Stated goal
Restate the records in their entirety, word for word.

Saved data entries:
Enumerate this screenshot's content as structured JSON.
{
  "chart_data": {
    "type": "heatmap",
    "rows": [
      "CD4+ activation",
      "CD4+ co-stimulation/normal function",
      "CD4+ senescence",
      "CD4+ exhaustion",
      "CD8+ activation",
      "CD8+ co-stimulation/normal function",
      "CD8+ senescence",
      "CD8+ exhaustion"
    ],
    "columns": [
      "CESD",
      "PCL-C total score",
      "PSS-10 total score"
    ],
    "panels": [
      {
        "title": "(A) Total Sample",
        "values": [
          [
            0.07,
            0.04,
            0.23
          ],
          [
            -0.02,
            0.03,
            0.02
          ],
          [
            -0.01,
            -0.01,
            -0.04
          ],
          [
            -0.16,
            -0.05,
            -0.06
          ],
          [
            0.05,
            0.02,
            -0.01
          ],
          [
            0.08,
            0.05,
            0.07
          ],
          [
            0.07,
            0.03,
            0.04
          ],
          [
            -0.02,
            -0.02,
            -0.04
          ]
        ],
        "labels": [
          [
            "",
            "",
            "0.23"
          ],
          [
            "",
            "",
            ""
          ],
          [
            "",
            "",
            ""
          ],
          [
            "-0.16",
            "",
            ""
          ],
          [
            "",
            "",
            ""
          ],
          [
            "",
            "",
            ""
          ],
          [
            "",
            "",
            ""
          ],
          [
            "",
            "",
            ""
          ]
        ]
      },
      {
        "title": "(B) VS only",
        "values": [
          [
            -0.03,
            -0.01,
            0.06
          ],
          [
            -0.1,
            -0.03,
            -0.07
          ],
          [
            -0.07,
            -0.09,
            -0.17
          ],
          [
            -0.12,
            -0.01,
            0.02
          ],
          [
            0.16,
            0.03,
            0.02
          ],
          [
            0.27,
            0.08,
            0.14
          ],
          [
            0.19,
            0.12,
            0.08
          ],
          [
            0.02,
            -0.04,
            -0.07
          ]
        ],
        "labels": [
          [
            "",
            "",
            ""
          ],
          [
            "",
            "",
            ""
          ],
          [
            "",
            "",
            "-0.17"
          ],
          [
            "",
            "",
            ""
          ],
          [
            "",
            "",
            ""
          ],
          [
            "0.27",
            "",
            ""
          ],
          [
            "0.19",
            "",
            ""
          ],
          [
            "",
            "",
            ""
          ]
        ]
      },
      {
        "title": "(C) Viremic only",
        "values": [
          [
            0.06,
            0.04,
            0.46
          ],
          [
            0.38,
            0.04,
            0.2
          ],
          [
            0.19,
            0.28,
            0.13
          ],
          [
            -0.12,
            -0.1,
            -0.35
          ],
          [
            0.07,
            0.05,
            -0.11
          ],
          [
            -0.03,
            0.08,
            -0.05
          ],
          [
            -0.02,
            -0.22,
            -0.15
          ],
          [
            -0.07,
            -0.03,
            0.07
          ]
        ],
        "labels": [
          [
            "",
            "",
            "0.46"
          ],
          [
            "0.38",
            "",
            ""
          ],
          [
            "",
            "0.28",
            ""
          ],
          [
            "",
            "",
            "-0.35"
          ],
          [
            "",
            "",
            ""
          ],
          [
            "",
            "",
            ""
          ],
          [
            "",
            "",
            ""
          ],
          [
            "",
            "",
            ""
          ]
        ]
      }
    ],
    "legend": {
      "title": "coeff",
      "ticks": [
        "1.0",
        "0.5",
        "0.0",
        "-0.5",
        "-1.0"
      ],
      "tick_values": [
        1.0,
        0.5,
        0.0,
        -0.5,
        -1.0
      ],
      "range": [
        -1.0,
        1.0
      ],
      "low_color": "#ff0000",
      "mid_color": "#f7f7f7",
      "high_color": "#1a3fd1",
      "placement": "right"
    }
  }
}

Correct answer
Enumerate this screenshot's content as structured JSON.
{
  "chart_data": {
    "type": "heatmap",
    "rows": [
      "CD4+ activation",
      "CD4+ co-stimulation/normal function",
      "CD4+ senescence",
      "CD4+ exhaustion",
      "CD8+ activation",
      "CD8+ co-stimulation/normal function",
      "CD8+ senescence",
      "CD8+ exhaustion"
    ],
    "columns": [
      "CESD",
      "PCL-C total score",
      "PSS-10 total score"
    ],
    "panels": [
      {
        "title": "(A) Total Sample",
        "values": [
          [
            0.07,
            0.04,
            0.23
          ],
          [
            -0.02,
            0.03,
            0.02
          ],
          [
            -0.01,
            -0.01,
            -0.04
          ],
          [
            -0.16,
            -0.05,
            -0.06
          ],
          [
            0.05,
            0.02,
            -0.01
          ],
          [
            0.08,
            0.05,
            0.07
          ],
          [
            0.07,
            0.03,
            0.04
          ],
          [
            -0.02,
            -0.02,
            -0.04
          ]
        ],
        "labels": [
          [
            "",
            "",
            "0.23"
          ],
          [
            "",
            "",
            ""
          ],
          [
            "",
            "",
            ""
          ],
          [
            "-0.16",
            "",
            ""
          ],
          [
            "",
            "",
            ""
          ],
          [
            "",
            "",
            ""
          ],
          [
            "",
            "",
            ""
          ],
          [
            "",
            "",
            ""
          ]
        ]
      },
      {
        "title": "(B) VS only",
        "values": [
          [
            -0.03,
            -0.01,
            0.06
          ],
          [
            -0.1,
            -0.03,
            -0.07
          ],
          [
            -0.07,
            -0.09,
            -0.17
          ],
          [
            -0.12,
            -0.01,
            0.02
          ],
          [
            0.16,
            0.03,
            0.02
          ],
          [
            0.27,
            0.08,
            0.14
          ],
          [
            0.19,
            0.12,
            0.08
          ],
          [
            0.02,
            -0.04,
            -0.07
          ]
        ],
        "labels": [
          [
            "",
            "",
            ""
          ],
          [
            "",
            "",
            ""
          ],
          [
            "",
            "",
            "-0.17"
          ],
          [
            "",
            "",
            ""
          ],
          [
            "",
            "",
            ""
          ],
          [
            "0.27",
            "",
            ""
          ],
          [
            "0.19",
            "",
            ""
          ],
          [
            "",
            "",
            ""
          ]
        ]
      },
      {
        "title": "(C) Viremic only",
        "values": [
          [
            0.06,
            0.04,
            0.46
          ],
          [
            0.38,
            0.04,
            0.2
          ],
          [
            0.19,
            0.28,
            0.13
          ],
          [
            -0.12,
            -0.1,
            -0.35
          ],
          [
            0.07,
            0.05,
            -0.11
          ],
          [
            -0.03,
            0.08,
            -0.05
          ],
          [
            -0.02,
            -0.22,
            -0.15
          ],
          [
            -0.07,
            -0.03,
            0.07
          ]
        ],
        "labels": [
          [
            "",
            "",
            "0.46"
          ],
          [
            "0.38",
            "",
            ""
          ],
          [
            "",
            "0.28",
            ""
          ],
          [
            "",
            "",
            "-0.35"
          ],
          [
            "",
            "",
            ""
          ],
          [
            "",
            "",
            ""
          ],
          [
            "",
            "",
            ""
          ],
          [
            "",
            "",
            ""
          ]
        ]
      }
    ],
    "legend": {
      "title": "coeff",
      "ticks": [
        "1.0",
        "0.5",
        "0.0",
        "-0.5",
        "-1.0"
      ],
      "tick_values": [
        1.0,
        0.5,
        0.0,
        -0.5,
        -1.0
      ],
      "range": [
        -1.0,
        1.0
      ],
      "low_color": "#ff0000",
      "mid_color": "#f7f7f7",
      "high_color": "#1a3fd1",
      "placement": "right"
    }
  }
}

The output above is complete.